» **WHAT THE EXERCISE ASKS**:
The records below must be copied in full; omit the images.

» **THE DATA**:
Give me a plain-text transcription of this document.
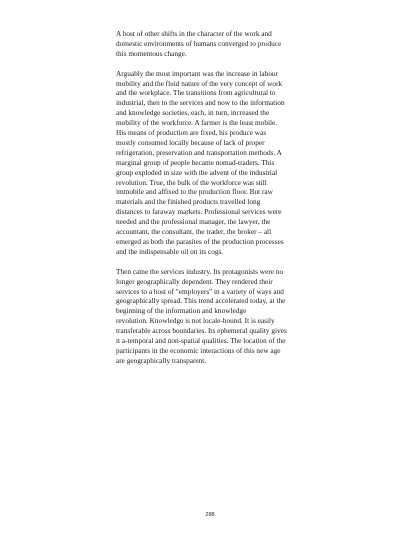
A host of other shifts in the character of the work and
domestic environments of humans converged to produce
this momentous change.

Arguably the most important was the increase in labour
mobility and the fluid nature of the very concept of work
and the workplace. The transitions from agricultural to
industrial, then to the services and now to the information
and knowledge societies, each, in turn, increased the
mobility of the workforce. A farmer is the least mobile.
His means of production are fixed, his produce was
mostly consumed locally because of lack of proper
refrigeration, preservation and transportation methods. A
marginal group of people became nomad-traders. This
group exploded in size with the advent of the industrial
revolution. True, the bulk of the workforce was still
immobile and affixed to the production floor. But raw
materials and the finished products travelled long
distances to faraway markets. Professional services were
needed and the professional manager, the lawyer, the
accountant, the consultant, the trader, the broker – all
emerged as both the parasites of the production processes
and the indispensable oil on its cogs.

Then came the services industry. Its protagonists were no
longer geographically dependent. They rendered their
services to a host of "employers" in a variety of ways and
geographically spread. This trend accelerated today, at the
beginning of the information and knowledge
revolution. Knowledge is not locale-bound. It is easily
transferable across boundaries. Its ephemeral quality gives
it a-temporal and non-spatial qualities. The location of the
participants in the economic interactions of this new age
are geographically transparent.

288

» **CORRECT RESULT**:
Give me a plain-text transcription of this document.
A host of other shifts in the character of the work and
domestic environments of humans converged to produce
this momentous change.

Arguably the most important was the increase in labour
mobility and the fluid nature of the very concept of work
and the workplace. The transitions from agricultural to
industrial, then to the services and now to the information
and knowledge societies, each, in turn, increased the
mobility of the workforce. A farmer is the least mobile.
His means of production are fixed, his produce was
mostly consumed locally because of lack of proper
refrigeration, preservation and transportation methods. A
marginal group of people became nomad-traders. This
group exploded in size with the advent of the industrial
revolution. True, the bulk of the workforce was still
immobile and affixed to the production floor. But raw
materials and the finished products travelled long
distances to faraway markets. Professional services were
needed and the professional manager, the lawyer, the
accountant, the consultant, the trader, the broker – all
emerged as both the parasites of the production processes
and the indispensable oil on its cogs.

Then came the services industry. Its protagonists were no
longer geographically dependent. They rendered their
services to a host of "employers" in a variety of ways and
geographically spread. This trend accelerated today, at the
beginning of the information and knowledge
revolution. Knowledge is not locale-bound. It is easily
transferable across boundaries. Its ephemeral quality gives
it a-temporal and non-spatial qualities. The location of the
participants in the economic interactions of this new age
are geographically transparent.

288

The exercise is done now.